>> start
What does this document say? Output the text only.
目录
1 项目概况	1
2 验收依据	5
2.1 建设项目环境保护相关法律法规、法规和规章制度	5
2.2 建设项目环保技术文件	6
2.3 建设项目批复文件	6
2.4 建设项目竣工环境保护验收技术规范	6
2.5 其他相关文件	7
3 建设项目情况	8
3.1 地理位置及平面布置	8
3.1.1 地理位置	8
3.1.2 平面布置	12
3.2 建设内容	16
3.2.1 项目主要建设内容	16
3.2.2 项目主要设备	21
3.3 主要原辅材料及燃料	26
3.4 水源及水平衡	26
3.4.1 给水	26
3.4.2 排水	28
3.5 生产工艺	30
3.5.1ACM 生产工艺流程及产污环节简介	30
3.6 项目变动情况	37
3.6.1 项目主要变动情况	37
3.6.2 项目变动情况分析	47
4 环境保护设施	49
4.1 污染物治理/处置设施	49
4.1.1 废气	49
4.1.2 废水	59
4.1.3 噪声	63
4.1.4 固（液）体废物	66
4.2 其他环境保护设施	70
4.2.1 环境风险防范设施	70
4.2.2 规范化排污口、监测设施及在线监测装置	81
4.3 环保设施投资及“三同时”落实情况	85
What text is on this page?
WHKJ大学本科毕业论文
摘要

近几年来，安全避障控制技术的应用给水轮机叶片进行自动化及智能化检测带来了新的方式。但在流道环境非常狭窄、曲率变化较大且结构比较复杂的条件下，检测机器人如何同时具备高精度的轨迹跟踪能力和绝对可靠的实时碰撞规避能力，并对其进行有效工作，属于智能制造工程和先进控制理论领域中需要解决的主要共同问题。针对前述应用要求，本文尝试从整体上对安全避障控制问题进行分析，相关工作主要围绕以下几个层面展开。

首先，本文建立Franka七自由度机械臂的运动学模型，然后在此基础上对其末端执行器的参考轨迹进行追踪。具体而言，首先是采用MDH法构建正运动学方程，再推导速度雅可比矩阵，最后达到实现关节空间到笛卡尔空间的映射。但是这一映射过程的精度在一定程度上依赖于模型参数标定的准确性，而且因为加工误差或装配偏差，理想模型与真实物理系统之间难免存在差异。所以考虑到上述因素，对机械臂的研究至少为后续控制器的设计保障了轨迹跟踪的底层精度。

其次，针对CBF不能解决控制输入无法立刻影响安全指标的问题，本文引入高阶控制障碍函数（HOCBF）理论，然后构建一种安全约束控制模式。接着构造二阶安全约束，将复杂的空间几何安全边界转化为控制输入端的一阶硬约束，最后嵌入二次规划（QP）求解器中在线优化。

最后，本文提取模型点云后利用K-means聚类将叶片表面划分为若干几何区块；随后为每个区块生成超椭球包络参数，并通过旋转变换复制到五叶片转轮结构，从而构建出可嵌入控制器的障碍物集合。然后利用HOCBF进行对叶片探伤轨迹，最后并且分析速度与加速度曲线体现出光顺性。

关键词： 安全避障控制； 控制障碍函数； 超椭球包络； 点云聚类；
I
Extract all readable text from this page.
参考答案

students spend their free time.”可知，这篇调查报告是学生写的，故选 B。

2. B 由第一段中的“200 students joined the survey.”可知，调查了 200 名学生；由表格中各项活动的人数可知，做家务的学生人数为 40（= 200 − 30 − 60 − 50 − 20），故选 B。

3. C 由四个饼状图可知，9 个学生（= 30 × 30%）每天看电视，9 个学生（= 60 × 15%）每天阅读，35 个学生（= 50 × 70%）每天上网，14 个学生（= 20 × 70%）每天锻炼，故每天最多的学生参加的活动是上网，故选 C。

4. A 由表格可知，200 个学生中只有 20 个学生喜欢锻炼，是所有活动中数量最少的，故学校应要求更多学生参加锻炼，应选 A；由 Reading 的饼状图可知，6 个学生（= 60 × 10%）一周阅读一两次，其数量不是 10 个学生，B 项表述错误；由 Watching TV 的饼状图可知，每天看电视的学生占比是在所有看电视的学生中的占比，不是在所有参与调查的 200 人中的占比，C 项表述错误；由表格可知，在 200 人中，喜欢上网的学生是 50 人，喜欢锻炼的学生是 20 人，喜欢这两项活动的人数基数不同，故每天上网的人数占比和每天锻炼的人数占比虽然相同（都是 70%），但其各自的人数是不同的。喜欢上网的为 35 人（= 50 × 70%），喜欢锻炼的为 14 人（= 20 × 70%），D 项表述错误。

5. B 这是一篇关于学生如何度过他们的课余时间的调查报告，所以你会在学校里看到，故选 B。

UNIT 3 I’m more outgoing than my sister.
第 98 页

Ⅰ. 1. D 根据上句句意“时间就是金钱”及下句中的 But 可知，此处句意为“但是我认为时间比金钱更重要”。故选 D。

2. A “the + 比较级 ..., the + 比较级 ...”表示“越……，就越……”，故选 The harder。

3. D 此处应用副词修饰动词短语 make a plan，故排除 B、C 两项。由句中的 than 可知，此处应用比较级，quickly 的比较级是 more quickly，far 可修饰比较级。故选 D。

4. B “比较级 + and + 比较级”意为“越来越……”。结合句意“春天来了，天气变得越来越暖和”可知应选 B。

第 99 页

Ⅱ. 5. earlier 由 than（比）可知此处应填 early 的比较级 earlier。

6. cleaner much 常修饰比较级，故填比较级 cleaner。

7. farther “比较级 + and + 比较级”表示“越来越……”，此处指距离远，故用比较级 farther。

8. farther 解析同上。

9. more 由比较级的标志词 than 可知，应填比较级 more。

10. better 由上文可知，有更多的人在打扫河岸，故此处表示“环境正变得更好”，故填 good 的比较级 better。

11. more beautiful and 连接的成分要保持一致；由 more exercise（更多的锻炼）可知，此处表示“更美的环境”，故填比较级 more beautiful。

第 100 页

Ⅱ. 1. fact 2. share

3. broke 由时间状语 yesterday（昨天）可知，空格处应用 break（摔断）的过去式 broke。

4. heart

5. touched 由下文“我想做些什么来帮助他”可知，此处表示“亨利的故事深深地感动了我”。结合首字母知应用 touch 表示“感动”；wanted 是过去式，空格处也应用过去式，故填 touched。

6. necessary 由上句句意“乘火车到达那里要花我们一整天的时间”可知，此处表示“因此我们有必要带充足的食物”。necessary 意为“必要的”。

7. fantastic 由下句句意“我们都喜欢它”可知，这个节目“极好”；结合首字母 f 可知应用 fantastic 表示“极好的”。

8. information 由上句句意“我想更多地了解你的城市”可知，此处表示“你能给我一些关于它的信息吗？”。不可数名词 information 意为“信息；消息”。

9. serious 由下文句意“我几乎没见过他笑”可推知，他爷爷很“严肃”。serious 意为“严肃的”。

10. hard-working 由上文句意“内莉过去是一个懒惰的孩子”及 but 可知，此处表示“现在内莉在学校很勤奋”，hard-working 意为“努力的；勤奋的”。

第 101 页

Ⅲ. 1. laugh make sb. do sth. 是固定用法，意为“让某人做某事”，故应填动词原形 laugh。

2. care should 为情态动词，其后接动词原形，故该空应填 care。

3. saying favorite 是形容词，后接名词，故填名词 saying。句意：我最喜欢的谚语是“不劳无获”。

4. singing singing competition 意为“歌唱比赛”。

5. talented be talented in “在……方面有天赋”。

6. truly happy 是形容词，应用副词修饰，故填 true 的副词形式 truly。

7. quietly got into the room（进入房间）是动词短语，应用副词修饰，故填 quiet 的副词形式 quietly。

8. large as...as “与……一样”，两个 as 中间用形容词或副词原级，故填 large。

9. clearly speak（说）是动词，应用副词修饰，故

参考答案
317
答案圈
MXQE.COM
>> end
Write out all records exactly, keeping every detail.

RESPONSE TO THE EXERCISE:
What does this document say? Output the text only.
目录
1 项目概况	1
2 验收依据	5
2.1 建设项目环境保护相关法律法规、法规和规章制度	5
2.2 建设项目环保技术文件	6
2.3 建设项目批复文件	6
2.4 建设项目竣工环境保护验收技术规范	6
2.5 其他相关文件	7
3 建设项目情况	8
3.1 地理位置及平面布置	8
3.1.1 地理位置	8
3.1.2 平面布置	12
3.2 建设内容	16
3.2.1 项目主要建设内容	16
3.2.2 项目主要设备	21
3.3 主要原辅材料及燃料	26
3.4 水源及水平衡	26
3.4.1 给水	26
3.4.2 排水	28
3.5 生产工艺	30
3.5.1ACM 生产工艺流程及产污环节简介	30
3.6 项目变动情况	37
3.6.1 项目主要变动情况	37
3.6.2 项目变动情况分析	47
4 环境保护设施	49
4.1 污染物治理/处置设施	49
4.1.1 废气	49
4.1.2 废水	59
4.1.3 噪声	63
4.1.4 固（液）体废物	66
4.2 其他环境保护设施	70
4.2.1 环境风险防范设施	70
4.2.2 规范化排污口、监测设施及在线监测装置	81
4.3 环保设施投资及“三同时”落实情况	85
What text is on this page?
WHKJ大学本科毕业论文
摘要

近几年来，安全避障控制技术的应用给水轮机叶片进行自动化及智能化检测带来了新的方式。但在流道环境非常狭窄、曲率变化较大且结构比较复杂的条件下，检测机器人如何同时具备高精度的轨迹跟踪能力和绝对可靠的实时碰撞规避能力，并对其进行有效工作，属于智能制造工程和先进控制理论领域中需要解决的主要共同问题。针对前述应用要求，本文尝试从整体上对安全避障控制问题进行分析，相关工作主要围绕以下几个层面展开。

首先，本文建立Franka七自由度机械臂的运动学模型，然后在此基础上对其末端执行器的参考轨迹进行追踪。具体而言，首先是采用MDH法构建正运动学方程，再推导速度雅可比矩阵，最后达到实现关节空间到笛卡尔空间的映射。但是这一映射过程的精度在一定程度上依赖于模型参数标定的准确性，而且因为加工误差或装配偏差，理想模型与真实物理系统之间难免存在差异。所以考虑到上述因素，对机械臂的研究至少为后续控制器的设计保障了轨迹跟踪的底层精度。

其次，针对CBF不能解决控制输入无法立刻影响安全指标的问题，本文引入高阶控制障碍函数（HOCBF）理论，然后构建一种安全约束控制模式。接着构造二阶安全约束，将复杂的空间几何安全边界转化为控制输入端的一阶硬约束，最后嵌入二次规划（QP）求解器中在线优化。

最后，本文提取模型点云后利用K-means聚类将叶片表面划分为若干几何区块；随后为每个区块生成超椭球包络参数，并通过旋转变换复制到五叶片转轮结构，从而构建出可嵌入控制器的障碍物集合。然后利用HOCBF进行对叶片探伤轨迹，最后并且分析速度与加速度曲线体现出光顺性。

关键词： 安全避障控制； 控制障碍函数； 超椭球包络； 点云聚类；
I
Extract all readable text from this page.
参考答案

students spend their free time.”可知，这篇调查报告是学生写的，故选 B。

2. B 由第一段中的“200 students joined the survey.”可知，调查了 200 名学生；由表格中各项活动的人数可知，做家务的学生人数为 40（= 200 − 30 − 60 − 50 − 20），故选 B。

3. C 由四个饼状图可知，9 个学生（= 30 × 30%）每天看电视，9 个学生（= 60 × 15%）每天阅读，35 个学生（= 50 × 70%）每天上网，14 个学生（= 20 × 70%）每天锻炼，故每天最多的学生参加的活动是上网，故选 C。

4. A 由表格可知，200 个学生中只有 20 个学生喜欢锻炼，是所有活动中数量最少的，故学校应要求更多学生参加锻炼，应选 A；由 Reading 的饼状图可知，6 个学生（= 60 × 10%）一周阅读一两次，其数量不是 10 个学生，B 项表述错误；由 Watching TV 的饼状图可知，每天看电视的学生占比是在所有看电视的学生中的占比，不是在所有参与调查的 200 人中的占比，C 项表述错误；由表格可知，在 200 人中，喜欢上网的学生是 50 人，喜欢锻炼的学生是 20 人，喜欢这两项活动的人数基数不同，故每天上网的人数占比和每天锻炼的人数占比虽然相同（都是 70%），但其各自的人数是不同的。喜欢上网的为 35 人（= 50 × 70%），喜欢锻炼的为 14 人（= 20 × 70%），D 项表述错误。

5. B 这是一篇关于学生如何度过他们的课余时间的调查报告，所以你会在学校里看到，故选 B。

UNIT 3 I’m more outgoing than my sister.
第 98 页

Ⅰ. 1. D 根据上句句意“时间就是金钱”及下句中的 But 可知，此处句意为“但是我认为时间比金钱更重要”。故选 D。

2. A “the + 比较级 ..., the + 比较级 ...”表示“越……，就越……”，故选 The harder。

3. D 此处应用副词修饰动词短语 make a plan，故排除 B、C 两项。由句中的 than 可知，此处应用比较级，quickly 的比较级是 more quickly，far 可修饰比较级。故选 D。

4. B “比较级 + and + 比较级”意为“越来越……”。结合句意“春天来了，天气变得越来越暖和”可知应选 B。

第 99 页

Ⅱ. 5. earlier 由 than（比）可知此处应填 early 的比较级 earlier。

6. cleaner much 常修饰比较级，故填比较级 cleaner。

7. farther “比较级 + and + 比较级”表示“越来越……”，此处指距离远，故用比较级 farther。

8. farther 解析同上。

9. more 由比较级的标志词 than 可知，应填比较级 more。

10. better 由上文可知，有更多的人在打扫河岸，故此处表示“环境正变得更好”，故填 good 的比较级 better。

11. more beautiful and 连接的成分要保持一致；由 more exercise（更多的锻炼）可知，此处表示“更美的环境”，故填比较级 more beautiful。

第 100 页

Ⅱ. 1. fact 2. share

3. broke 由时间状语 yesterday（昨天）可知，空格处应用 break（摔断）的过去式 broke。

4. heart

5. touched 由下文“我想做些什么来帮助他”可知，此处表示“亨利的故事深深地感动了我”。结合首字母知应用 touch 表示“感动”；wanted 是过去式，空格处也应用过去式，故填 touched。

6. necessary 由上句句意“乘火车到达那里要花我们一整天的时间”可知，此处表示“因此我们有必要带充足的食物”。necessary 意为“必要的”。

7. fantastic 由下句句意“我们都喜欢它”可知，这个节目“极好”；结合首字母 f 可知应用 fantastic 表示“极好的”。

8. information 由上句句意“我想更多地了解你的城市”可知，此处表示“你能给我一些关于它的信息吗？”。不可数名词 information 意为“信息；消息”。

9. serious 由下文句意“我几乎没见过他笑”可推知，他爷爷很“严肃”。serious 意为“严肃的”。

10. hard-working 由上文句意“内莉过去是一个懒惰的孩子”及 but 可知，此处表示“现在内莉在学校很勤奋”，hard-working 意为“努力的；勤奋的”。

第 101 页

Ⅲ. 1. laugh make sb. do sth. 是固定用法，意为“让某人做某事”，故应填动词原形 laugh。

2. care should 为情态动词，其后接动词原形，故该空应填 care。

3. saying favorite 是形容词，后接名词，故填名词 saying。句意：我最喜欢的谚语是“不劳无获”。

4. singing singing competition 意为“歌唱比赛”。

5. talented be talented in “在……方面有天赋”。

6. truly happy 是形容词，应用副词修饰，故填 true 的副词形式 truly。

7. quietly got into the room（进入房间）是动词短语，应用副词修饰，故填 quiet 的副词形式 quietly。

8. large as...as “与……一样”，两个 as 中间用形容词或副词原级，故填 large。

9. clearly speak（说）是动词，应用副词修饰，故

参考答案
317
答案圈
MXQE.COM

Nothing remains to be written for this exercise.